◆ Trecho extraído
______

Familiares e amigos valorizam legado do cartunista Jaguar: ‘Talento extraordinário’
Ex-colunista do O DIA, Sérgio de Magalhães Gomes Jaguaribe morreu, aos 93 anos, após ficar três semanas internado com pneumonia; velório acontece nesta segunda-feira (25)
Familiares e amigos se despedem, na tarde desta segunda-feira (25), do cartunista Jaguar, uma das figuras mais emblemáticas do humor gráfico nacional. Ex-colunista do O DIA, Sérgio de Magalhães Gomes Jaguaribe, de 93 anos, morreu depois de três semanas internado por uma pneumonia. O velório ocorre na capela celestial do Crematório Memorial do Carmo, no Caju, na Zona Portuária.
O humorista Marcelo Madureira, que participou do ‘Casseta & Planeta’, da TV Globo, valorizou o legado do amigo, destacando sua criatividade para os desenhos e o uso da arte como resistência.
“Um amigo que, pra minha alegria, me ensinou muita coisa. Uma pessoa grandiosa, talento extraordinário. Se tivesse nascido nos Estados Unidos, era milionário, igual styler. Ele tem que ser sempre lembrado com alegria. É um privilégio o Brasil ter artistas como o Jaguar. Era incansável, trabalhou até o final da vida. E fazia isso muito bem. Ele combateu a ditadura usando como armas a coragem, a piada e o humor. Estava sempre desenhando. Eu tenho desenhos dele em papéis de embrulhar pão. São esses que eu guardo com muito carinho”, comentou.
O cartunista Chico Caruso, que trabalhou por mais de 40 anos no Jornal O Globo, valorizou os traços dos desenhos do colega. “O mais engraçado roteirista de humor brasileiro. Um companheiro sensacional. É uma perda inestimável. Ele expressava o que ele era e o desenho mostrava isso. Não tem como a gente não rir dos desenhos do Jaguar. Sempre muito divertido. Foi uma pessoa maravilhosa e um artista inigualável. Era um grande jornalista e desenhava como ninguém”, disse.

______

◆ Conjunto de linhas
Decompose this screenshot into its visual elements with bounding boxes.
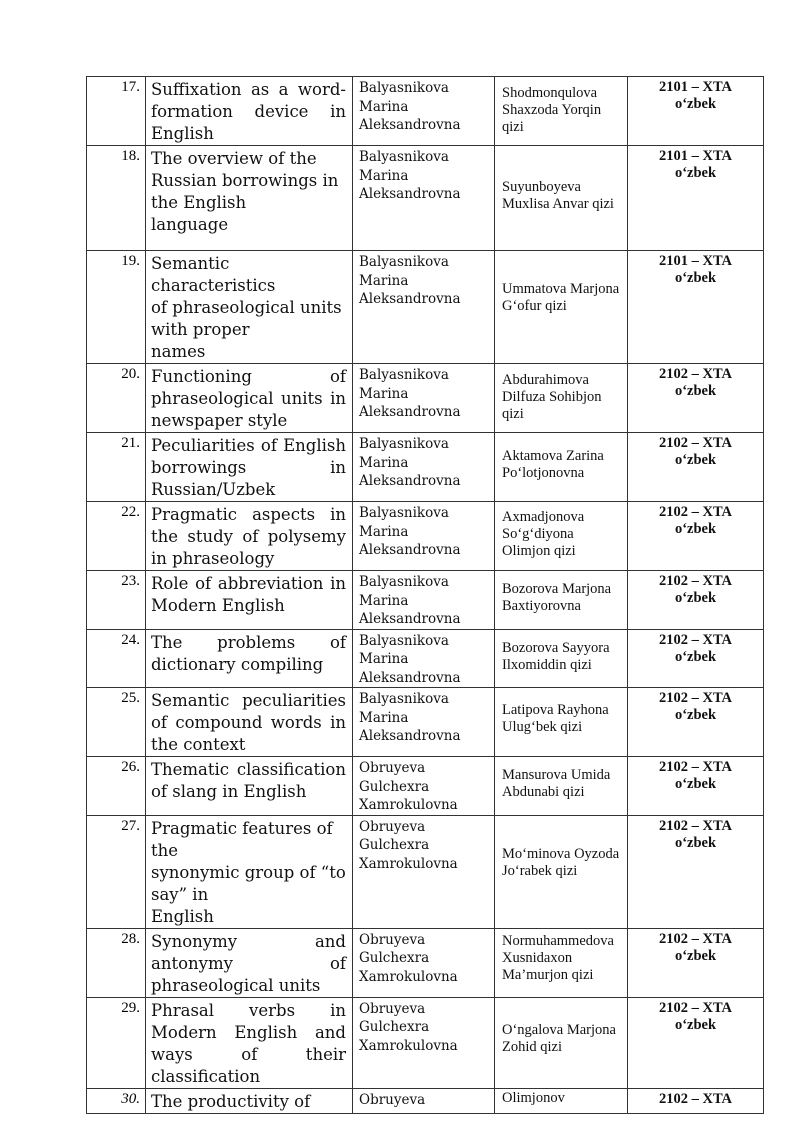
supervisor-name-line: Gulchexra: [359, 778, 430, 795]
row-number: 22.: [87, 502, 146, 571]
group-code-line: o‘zbek: [674, 165, 717, 181]
table-row: [87, 629, 764, 688]
student-name: [495, 1088, 628, 1113]
thesis-topic: [146, 146, 353, 251]
supervisor-name-line: Xamrokulovna: [359, 855, 458, 872]
student-name-text: Suyunboyeva Muxlisa Anvar qizi: [502, 179, 614, 212]
supervisor-name: [353, 433, 495, 502]
table-row: [87, 571, 764, 630]
thesis-topic-line: English: [151, 906, 214, 926]
supervisor-name-line: Aleksandrovna: [359, 291, 461, 307]
row-number: 17.: [87, 77, 146, 146]
row-number: 27.: [87, 815, 146, 928]
supervisor-name-line: Aleksandrovna: [359, 186, 461, 202]
student-name: [495, 997, 628, 1088]
supervisor-name: [353, 571, 495, 630]
supervisor-name: [353, 629, 495, 688]
thesis-topic: Thematic classification of slang in English: [146, 757, 353, 816]
supervisor-name-line: Marina: [359, 272, 409, 289]
group-code: [628, 815, 764, 928]
group-code-line: o‘zbek: [674, 1016, 717, 1033]
row-number: 24.: [87, 629, 146, 688]
table-row: [87, 815, 764, 928]
group-code-line: o‘zbek: [674, 707, 717, 723]
supervisor-name: [353, 364, 495, 433]
supervisor-name: [353, 757, 495, 816]
group-code-line: o‘zbek: [674, 947, 717, 964]
group-code-line: o‘zbek: [674, 648, 717, 665]
group-code-line: o‘zbek: [674, 270, 717, 286]
supervisor-name: [353, 77, 495, 146]
thesis-topic: [146, 251, 353, 364]
thesis-topic: The problems of dictionary compiling: [146, 629, 353, 688]
row-number: 19.: [87, 251, 146, 364]
student-name: [495, 757, 628, 816]
table-row: [87, 688, 764, 757]
supervisor-name-line: Obruyeva: [359, 818, 426, 835]
supervisor-name-line: Marina: [359, 651, 409, 667]
group-code-line: 2102 – XTA: [658, 504, 733, 520]
group-code: [628, 688, 764, 757]
group-code-line: o‘zbek: [674, 776, 717, 792]
supervisor-name: [353, 688, 495, 757]
supervisor-name-line: Marina: [359, 592, 409, 609]
student-name: [495, 146, 628, 251]
group-code-line: o‘zbek: [674, 834, 717, 851]
group-code-line: 2102 – XTA: [658, 435, 733, 451]
group-code: [628, 757, 764, 816]
student-name-text: Mo‘minova Oyzoda Jo‘rabek qizi: [502, 845, 620, 879]
student-name: [495, 571, 628, 630]
row-number: 26.: [87, 757, 146, 816]
group-code: [628, 571, 764, 630]
supervisor-name-line: Gulchexra: [359, 837, 430, 853]
group-code-line: 2102 – XTA: [658, 573, 733, 589]
supervisor-name-line: Aleksandrovna: [359, 117, 461, 133]
supervisor-name-line: Balyasnikova: [359, 505, 449, 521]
group-code-line: 2102 – XTA: [658, 1090, 733, 1107]
group-code: [628, 251, 764, 364]
thesis-topic-line: The overview of the: [151, 149, 317, 168]
table-row: [87, 757, 764, 816]
supervisor-name-line: Gulchexra: [359, 950, 430, 966]
student-name-text: Olimjonov: [502, 1089, 565, 1106]
group-code: [628, 364, 764, 433]
thesis-topic: Pragmatic aspects in the study of polysemy in phraseology: [146, 502, 353, 571]
group-code: [628, 146, 764, 251]
supervisor-name-line: Aleksandrovna: [359, 669, 461, 686]
row-number: 30.: [87, 1088, 146, 1113]
group-code-line: 2102 – XTA: [658, 759, 733, 775]
thesis-topics-table: [86, 76, 764, 1114]
group-code-line: 2102 – XTA: [658, 930, 733, 947]
thesis-topic: [146, 815, 353, 928]
group-code-line: 2102 – XTA: [658, 366, 733, 382]
thesis-topic-line: Russian borrowings in: [151, 171, 339, 190]
group-code-line: 2102 – XTA: [658, 999, 733, 1016]
supervisor-name-line: Marina: [359, 98, 409, 115]
student-name-text: Bozorova Sayyora Ilxomiddin qizi: [502, 639, 610, 673]
student-name: [495, 928, 628, 997]
student-name-text: Axmadjonova So‘g‘diyona Olimjon qizi: [502, 509, 585, 559]
supervisor-name-line: Aleksandrovna: [359, 404, 461, 420]
table-row: [87, 997, 764, 1088]
row-number: 29.: [87, 997, 146, 1088]
supervisor-name-line: Balyasnikova: [359, 149, 449, 165]
student-name: [495, 251, 628, 364]
group-code-line: 2101 – XTA: [658, 79, 733, 95]
group-code-line: 2102 – XTA: [658, 817, 733, 834]
supervisor-name: [353, 997, 495, 1088]
supervisor-name-line: Marina: [359, 385, 409, 402]
supervisor-name: [353, 502, 495, 571]
thesis-topic: The productivity of: [146, 1088, 353, 1113]
table-body: [87, 77, 764, 1114]
supervisor-name-line: Balyasnikova: [359, 80, 449, 96]
thesis-topic-line: language: [151, 215, 229, 234]
table-row: [87, 77, 764, 146]
supervisor-name-line: Gulchexra: [359, 1019, 430, 1035]
thesis-topic-line: with proper: [151, 320, 250, 339]
supervisor-name-line: Xamrokulovna: [359, 1037, 458, 1054]
supervisor-name-line: Balyasnikova: [359, 691, 449, 707]
group-code: [628, 77, 764, 146]
table-row: [87, 502, 764, 571]
thesis-topic: Peculiarities of English borrowings in Russian/Uzbek: [146, 433, 353, 502]
row-number: 21.: [87, 433, 146, 502]
row-number: 18.: [87, 146, 146, 251]
group-code-line: 2102 – XTA: [658, 631, 733, 648]
thesis-topic: Phrasal verbs in Modern English and ways of their classification: [146, 997, 353, 1088]
supervisor-name-line: Balyasnikova: [359, 254, 449, 270]
supervisor-name-line: Aleksandrovna: [359, 542, 461, 558]
student-name: [495, 364, 628, 433]
table-row: [87, 928, 764, 997]
table-row: [87, 251, 764, 364]
supervisor-name-line: Obruyeva: [359, 760, 426, 776]
group-code-line: o‘zbek: [674, 521, 717, 537]
row-number: 25.: [87, 688, 146, 757]
group-code: [628, 1088, 764, 1113]
thesis-topic-line: synonymic group of “to: [151, 862, 346, 882]
thesis-topic-line: names: [151, 342, 206, 361]
group-code-line: o‘zbek: [674, 96, 717, 112]
group-code: [628, 928, 764, 997]
row-number: 28.: [87, 928, 146, 997]
supervisor-name-line: Aleksandrovna: [359, 728, 461, 744]
student-name: [495, 815, 628, 928]
supervisor-name-line: Obruyeva: [359, 931, 426, 948]
student-name: [495, 77, 628, 146]
supervisor-name-line: Balyasnikova: [359, 574, 449, 590]
supervisor-name-line: Obruyeva: [359, 1000, 426, 1017]
supervisor-name-line: Balyasnikova: [359, 436, 449, 452]
group-code: [628, 997, 764, 1088]
student-name: [495, 433, 628, 502]
supervisor-name-line: Marina: [359, 709, 409, 726]
student-name-text: Aktamova Zarina Po‘lotjonovna: [502, 448, 604, 481]
student-name-text: Shodmonqulova Shaxzoda Yorqin qizi: [502, 85, 602, 135]
table-row: [87, 364, 764, 433]
student-name: [495, 502, 628, 571]
supervisor-name: [353, 815, 495, 928]
supervisor-name-line: Balyasnikova: [359, 632, 449, 649]
supervisor-name-line: Marina: [359, 523, 409, 540]
thesis-topic: Synonymy and antonymy of phraseological units: [146, 928, 353, 997]
table-row: [87, 146, 764, 251]
supervisor-name-line: Marina: [359, 454, 409, 471]
thesis-topic-line: Pragmatic features of the: [151, 818, 333, 860]
supervisor-name-line: Balyasnikova: [359, 367, 449, 383]
thesis-topic: Suffixation as a word-formation device in English: [146, 77, 353, 146]
group-code-line: 2102 – XTA: [658, 690, 733, 706]
thesis-topic: Semantic peculiarities of compound words in the context: [146, 688, 353, 757]
group-code-line: o‘zbek: [674, 383, 717, 399]
thesis-topic-line: say” in: [151, 884, 209, 904]
table-row: [87, 433, 764, 502]
student-name-text: Normuhammedova Xusnidaxon Ma’murjon qizi: [502, 932, 614, 983]
supervisor-name: [353, 1088, 495, 1113]
supervisor-name-line: Aleksandrovna: [359, 473, 461, 489]
supervisor-name: [353, 928, 495, 997]
supervisor-name-line: Xamrokulovna: [359, 797, 458, 813]
student-name-text: O‘ngalova Marjona Zohid qizi: [502, 1021, 616, 1055]
student-name-text: Bozorova Marjona Baxtiyorovna: [502, 581, 612, 614]
student-name: [495, 688, 628, 757]
group-code-line: 2101 – XTA: [658, 148, 733, 164]
group-code-line: o‘zbek: [674, 452, 717, 468]
group-code: [628, 433, 764, 502]
table-row: [87, 1088, 764, 1113]
group-code: [628, 629, 764, 688]
student-name-text: Abdurahimova Dilfuza Sohibjon qizi: [502, 372, 602, 422]
group-code-line: o‘zbek: [674, 590, 717, 606]
group-code: [628, 502, 764, 571]
student-name-text: Mansurova Umida Abdunabi qizi: [502, 767, 611, 800]
student-name-text: Latipova Rayhona Ulug‘bek qizi: [502, 702, 609, 735]
thesis-topic-line: of phraseological units: [151, 298, 342, 317]
row-number: 23.: [87, 571, 146, 630]
thesis-topic: Role of abbreviation in Modern English: [146, 571, 353, 630]
thesis-topic: Functioning of phraseological units in newspaper style: [146, 364, 353, 433]
row-number: 20.: [87, 364, 146, 433]
supervisor-name: [353, 146, 495, 251]
supervisor-name-line: Obruyeva: [359, 1091, 426, 1108]
thesis-topic-line: Semantic characteristics: [151, 254, 276, 295]
supervisor-name-line: Xamrokulovna: [359, 968, 458, 985]
supervisor-name: [353, 251, 495, 364]
student-name: [495, 629, 628, 688]
supervisor-name-line: Marina: [359, 167, 409, 184]
group-code-line: 2101 – XTA: [658, 253, 733, 269]
student-name-text: Ummatova Marjona G‘ofur qizi: [502, 281, 620, 314]
thesis-topic-line: the English: [151, 193, 247, 212]
supervisor-name-line: Aleksandrovna: [359, 611, 461, 627]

______

Transcreva sem alterações a parte do texto sobre o cartunista Jaguar que começa em "Familiares e amigos se" e termina em "arte como resistência.".

◆ Resultado
Familiares e amigos se despedem, na tarde desta segunda-feira (25), do cartunista Jaguar, uma das figuras mais emblemáticas do humor gráfico nacional. Ex-colunista do O DIA, Sérgio de Magalhães Gomes Jaguaribe, de 93 anos, morreu depois de três semanas internado por uma pneumonia. O velório ocorre na capela celestial do Crematório Memorial do Carmo, no Caju, na Zona Portuária.
O humorista Marcelo Madureira, que participou do ‘Casseta & Planeta’, da TV Globo, valorizou o legado do amigo, destacando sua criatividade para os desenhos e o uso da arte como resistência.